▶ TASKS TO PERFORM:
1. According to the article on Ruby gems, what does the VCR gem let you do?
2. Write what comes next in the article on Ruby gems, picking up after its final sentence.

13 more gems I use all.the.time

…and by I mean, I reach for these gems a lot, when they are useful and/or needed.

A few months ago I posted an article/story about the 27 Gems I use in Almost Every SaaS Project. That received a ton of praise, as well as a little bit of negativity around using so many gems.

Gems. YMMV

Rightfully so, blindly installing a whole bunch of gems without worrying about the status of the gems, maintainability and adding, even more, dependencies to the gem. When I wrote the previous article, I may have been a little exaggerative in that it seemed I would use all of those gems in every project, all of the time. There is always a trade off between writing your own code and using a gem. Whether it be the maintainability of the functionality or the sheer time/value prop.

Note: This article is based on an excerpt from a chapter in my upcoming book Building a SaaS Ruby on Rails on Rail 5. The book will guide you from humble beginnings through deploying an app to production. If you find this type of content valuable, you can grab a free chapter right now!

Moar Gems

Here are a few more gems for your arsenal that may help you out!

Foreman — You can use this gem to run your applications from Procfiles. This can be handy when you need to run multiple applications or servers. Suppose you run your Puma webserver, ActionCable, Webpack development server, etc. With forman, you can just to have them all fire up at once.

VCR — This gem lets you record external web requests and replay them in future tests runs. This has two benefits, first you will be recording a known working version of the external request and then future test runs will just locally load up the YAML VCR stores.

ChartKick — When you need to quickly get a chart/graph in your view, pulling data from ActiveRecord, ChartKick will get you going with one-line(most of the time). If your graph will contain more intricate data or if you need specialized charts you may need to look into building your json response and using a javascript library.

Marginalia — This gem will add a comment to your SQL entries in your log to let you know what application, controller, and action the query may be coming from. This can be useful in debugging queries in your log that may not seem to directly correlate to an action.

[Document understanding data]
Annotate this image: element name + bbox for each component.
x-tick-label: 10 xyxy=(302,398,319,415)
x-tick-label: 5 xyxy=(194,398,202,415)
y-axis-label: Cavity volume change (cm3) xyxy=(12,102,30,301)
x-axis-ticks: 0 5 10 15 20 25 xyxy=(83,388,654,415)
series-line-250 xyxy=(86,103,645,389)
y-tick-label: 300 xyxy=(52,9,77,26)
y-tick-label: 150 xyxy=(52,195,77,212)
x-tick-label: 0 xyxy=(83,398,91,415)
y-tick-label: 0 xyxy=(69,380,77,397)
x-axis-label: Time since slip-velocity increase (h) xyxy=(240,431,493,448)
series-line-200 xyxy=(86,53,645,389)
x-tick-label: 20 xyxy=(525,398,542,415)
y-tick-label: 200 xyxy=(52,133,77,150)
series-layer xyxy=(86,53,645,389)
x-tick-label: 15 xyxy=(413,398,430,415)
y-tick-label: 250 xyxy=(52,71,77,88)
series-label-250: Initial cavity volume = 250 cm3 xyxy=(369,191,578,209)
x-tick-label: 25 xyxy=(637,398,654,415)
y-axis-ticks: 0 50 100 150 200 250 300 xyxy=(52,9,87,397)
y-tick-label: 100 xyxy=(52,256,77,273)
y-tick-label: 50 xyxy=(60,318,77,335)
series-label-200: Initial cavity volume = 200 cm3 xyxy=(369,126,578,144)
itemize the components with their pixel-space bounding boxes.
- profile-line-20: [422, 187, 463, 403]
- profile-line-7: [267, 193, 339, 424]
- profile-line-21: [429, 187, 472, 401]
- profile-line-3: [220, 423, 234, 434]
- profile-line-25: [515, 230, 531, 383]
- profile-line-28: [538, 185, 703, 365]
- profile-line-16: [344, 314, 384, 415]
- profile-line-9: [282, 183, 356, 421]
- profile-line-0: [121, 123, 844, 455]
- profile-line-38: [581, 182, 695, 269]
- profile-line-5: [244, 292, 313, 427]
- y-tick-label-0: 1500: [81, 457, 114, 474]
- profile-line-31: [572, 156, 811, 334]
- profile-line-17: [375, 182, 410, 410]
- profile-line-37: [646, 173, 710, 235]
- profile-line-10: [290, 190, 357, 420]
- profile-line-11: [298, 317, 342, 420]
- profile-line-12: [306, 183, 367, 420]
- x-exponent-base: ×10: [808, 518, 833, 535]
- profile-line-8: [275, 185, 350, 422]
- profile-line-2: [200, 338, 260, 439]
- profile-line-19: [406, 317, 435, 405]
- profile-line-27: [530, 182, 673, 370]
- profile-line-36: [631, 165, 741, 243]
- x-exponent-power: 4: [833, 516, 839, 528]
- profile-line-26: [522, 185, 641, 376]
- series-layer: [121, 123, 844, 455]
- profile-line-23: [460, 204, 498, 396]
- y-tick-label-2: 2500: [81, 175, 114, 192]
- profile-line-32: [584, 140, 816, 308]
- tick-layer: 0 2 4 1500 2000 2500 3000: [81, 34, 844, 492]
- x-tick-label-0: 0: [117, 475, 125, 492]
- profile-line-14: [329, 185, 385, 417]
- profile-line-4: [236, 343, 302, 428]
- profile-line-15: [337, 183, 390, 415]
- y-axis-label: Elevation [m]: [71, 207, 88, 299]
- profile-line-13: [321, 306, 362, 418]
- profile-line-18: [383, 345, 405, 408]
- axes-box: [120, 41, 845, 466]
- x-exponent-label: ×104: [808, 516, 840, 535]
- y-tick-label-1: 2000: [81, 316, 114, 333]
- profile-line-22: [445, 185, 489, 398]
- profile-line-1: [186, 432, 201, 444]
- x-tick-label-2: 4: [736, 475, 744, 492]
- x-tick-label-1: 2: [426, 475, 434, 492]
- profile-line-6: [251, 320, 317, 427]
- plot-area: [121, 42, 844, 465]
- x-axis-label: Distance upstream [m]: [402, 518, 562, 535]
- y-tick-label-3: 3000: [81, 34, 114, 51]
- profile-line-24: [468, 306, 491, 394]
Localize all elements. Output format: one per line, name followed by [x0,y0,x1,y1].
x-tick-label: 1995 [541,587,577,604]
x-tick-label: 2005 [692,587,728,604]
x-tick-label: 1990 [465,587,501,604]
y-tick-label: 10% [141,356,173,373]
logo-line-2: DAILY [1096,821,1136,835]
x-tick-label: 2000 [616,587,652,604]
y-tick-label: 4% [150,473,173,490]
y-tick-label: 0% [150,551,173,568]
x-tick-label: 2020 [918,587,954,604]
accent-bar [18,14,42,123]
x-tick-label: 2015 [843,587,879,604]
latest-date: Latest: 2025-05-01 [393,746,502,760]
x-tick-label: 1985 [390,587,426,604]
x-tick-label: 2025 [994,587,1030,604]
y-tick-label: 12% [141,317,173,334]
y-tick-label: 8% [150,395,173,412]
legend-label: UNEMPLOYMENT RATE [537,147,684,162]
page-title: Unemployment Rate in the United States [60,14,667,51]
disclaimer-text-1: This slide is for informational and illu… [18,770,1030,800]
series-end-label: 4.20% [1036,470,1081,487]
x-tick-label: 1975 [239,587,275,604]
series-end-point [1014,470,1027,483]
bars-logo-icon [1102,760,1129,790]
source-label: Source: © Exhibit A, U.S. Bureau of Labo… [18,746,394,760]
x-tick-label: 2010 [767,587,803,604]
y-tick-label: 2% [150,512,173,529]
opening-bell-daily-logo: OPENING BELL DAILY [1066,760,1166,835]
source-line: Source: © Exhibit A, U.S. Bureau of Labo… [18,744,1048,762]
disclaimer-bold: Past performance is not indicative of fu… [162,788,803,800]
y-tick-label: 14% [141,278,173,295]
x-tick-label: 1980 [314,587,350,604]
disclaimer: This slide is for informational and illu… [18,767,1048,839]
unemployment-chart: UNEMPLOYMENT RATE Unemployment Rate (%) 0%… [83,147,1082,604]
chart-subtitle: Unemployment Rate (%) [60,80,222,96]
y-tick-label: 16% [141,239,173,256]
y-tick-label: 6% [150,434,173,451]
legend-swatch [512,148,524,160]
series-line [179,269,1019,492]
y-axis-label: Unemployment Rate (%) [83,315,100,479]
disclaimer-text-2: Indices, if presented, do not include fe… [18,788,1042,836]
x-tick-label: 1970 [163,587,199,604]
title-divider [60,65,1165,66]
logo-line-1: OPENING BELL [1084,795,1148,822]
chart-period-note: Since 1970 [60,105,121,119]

▶ RESULTS OF THE TASKS:
1. It lets you record external web requests and replay them in future test runs.

2.
BrakeMan — This is one of the few gems that you may not install through your Gemfile, but just through. BrakeMan is a security analysis tool that will let you know if your application has any security vulnerabilities.

Rack Mini Profiler — This gem here will help you keep your application fast by profiling each web request and showing you the time it takes in each part of your stack through a widget(that is only displayed in development)

RuboCop — Another analysis tool, but this time is linting your ruby files to check how well they are conforming to the Ruby Style Guide.

Concurrent Ruby — This isn’t necessarily a gem that goes in every Gemfile, but when I need to write my own concurrent code(such as data importers) I will reach this this bad boy to let me write concurrent Ruby in a style I feel comfortable in. Additionally, many popular gems actually use concurrent-ruby as the main dependency.

OmniAuth — If you need to deal with third party APIs, you will most likely need to deal with OAuth. If you have to deal with OAuth, you should use OmniAuth and their list of open source strategies to make OAuth as simple as a few configuration variables and some response handling.

Paranoia — There are a few gems for the functionality, but this one has always seemed to work the best for me. Soft-deleting is perfect for SaaS applications where associations and audits may still need data to exist, yet for the object to appear deleted in other instances.

MetaTags — This gem is one of those cases where for simple meta HTML tags you can skip a full gem and just content_for/yield a value from controllers. However, if you need a wider array of meta tags, this may be the gem for you.

Pundit — This gem came up in responses to my last post quite a bit. Pundit takes a simple Ruby class approach to authorization within your application. It does a lot less magic than and is used heavily by developers who like more explicit codebases. This is where Ruby/Rails developers can begin to diverge on tooling based on implicitness/explicitness preferences.

ActiveAdmin — If you’re used to Django’s admin interface, or would simply like an admin area to manage data, etc then ActiveAdmin may be just what you need.